Exercise directions
Output every line exactly as written. Leave out pictures.

Provided data
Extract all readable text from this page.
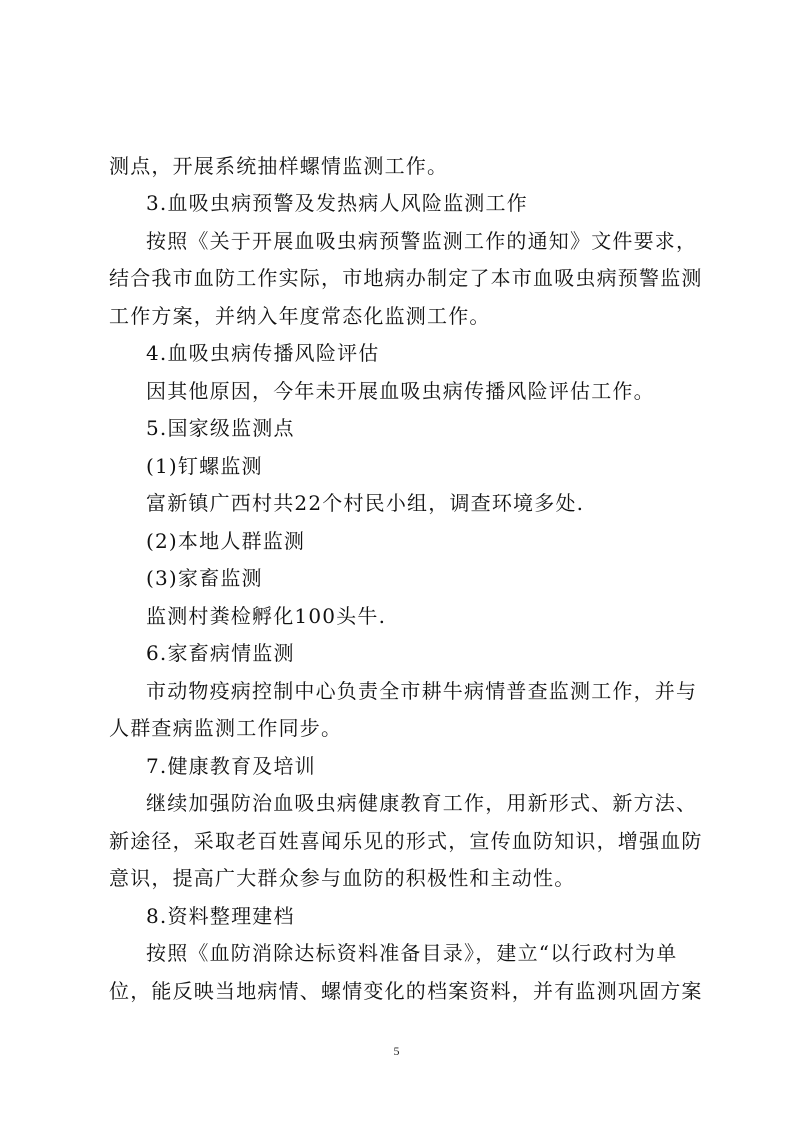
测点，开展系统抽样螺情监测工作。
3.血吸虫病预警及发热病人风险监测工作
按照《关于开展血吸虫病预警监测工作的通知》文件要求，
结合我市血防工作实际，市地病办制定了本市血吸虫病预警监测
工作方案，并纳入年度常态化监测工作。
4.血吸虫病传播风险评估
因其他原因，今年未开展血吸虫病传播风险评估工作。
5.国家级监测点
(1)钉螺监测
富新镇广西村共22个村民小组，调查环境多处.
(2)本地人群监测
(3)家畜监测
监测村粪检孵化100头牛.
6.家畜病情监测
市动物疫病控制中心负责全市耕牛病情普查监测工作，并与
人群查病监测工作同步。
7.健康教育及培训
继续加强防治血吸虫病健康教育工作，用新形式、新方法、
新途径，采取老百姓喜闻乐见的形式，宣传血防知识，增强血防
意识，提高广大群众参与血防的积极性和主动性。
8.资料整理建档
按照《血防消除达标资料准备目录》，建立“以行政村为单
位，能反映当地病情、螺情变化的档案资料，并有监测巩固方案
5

Output
Extract all readable text from this page.
测点，开展系统抽样螺情监测工作。
3.血吸虫病预警及发热病人风险监测工作
按照《关于开展血吸虫病预警监测工作的通知》文件要求，
结合我市血防工作实际，市地病办制定了本市血吸虫病预警监测
工作方案，并纳入年度常态化监测工作。
4.血吸虫病传播风险评估
因其他原因，今年未开展血吸虫病传播风险评估工作。
5.国家级监测点
(1)钉螺监测
富新镇广西村共22个村民小组，调查环境多处.
(2)本地人群监测
(3)家畜监测
监测村粪检孵化100头牛.
6.家畜病情监测
市动物疫病控制中心负责全市耕牛病情普查监测工作，并与
人群查病监测工作同步。
7.健康教育及培训
继续加强防治血吸虫病健康教育工作，用新形式、新方法、
新途径，采取老百姓喜闻乐见的形式，宣传血防知识，增强血防
意识，提高广大群众参与血防的积极性和主动性。
8.资料整理建档
按照《血防消除达标资料准备目录》，建立“以行政村为单
位，能反映当地病情、螺情变化的档案资料，并有监测巩固方案
5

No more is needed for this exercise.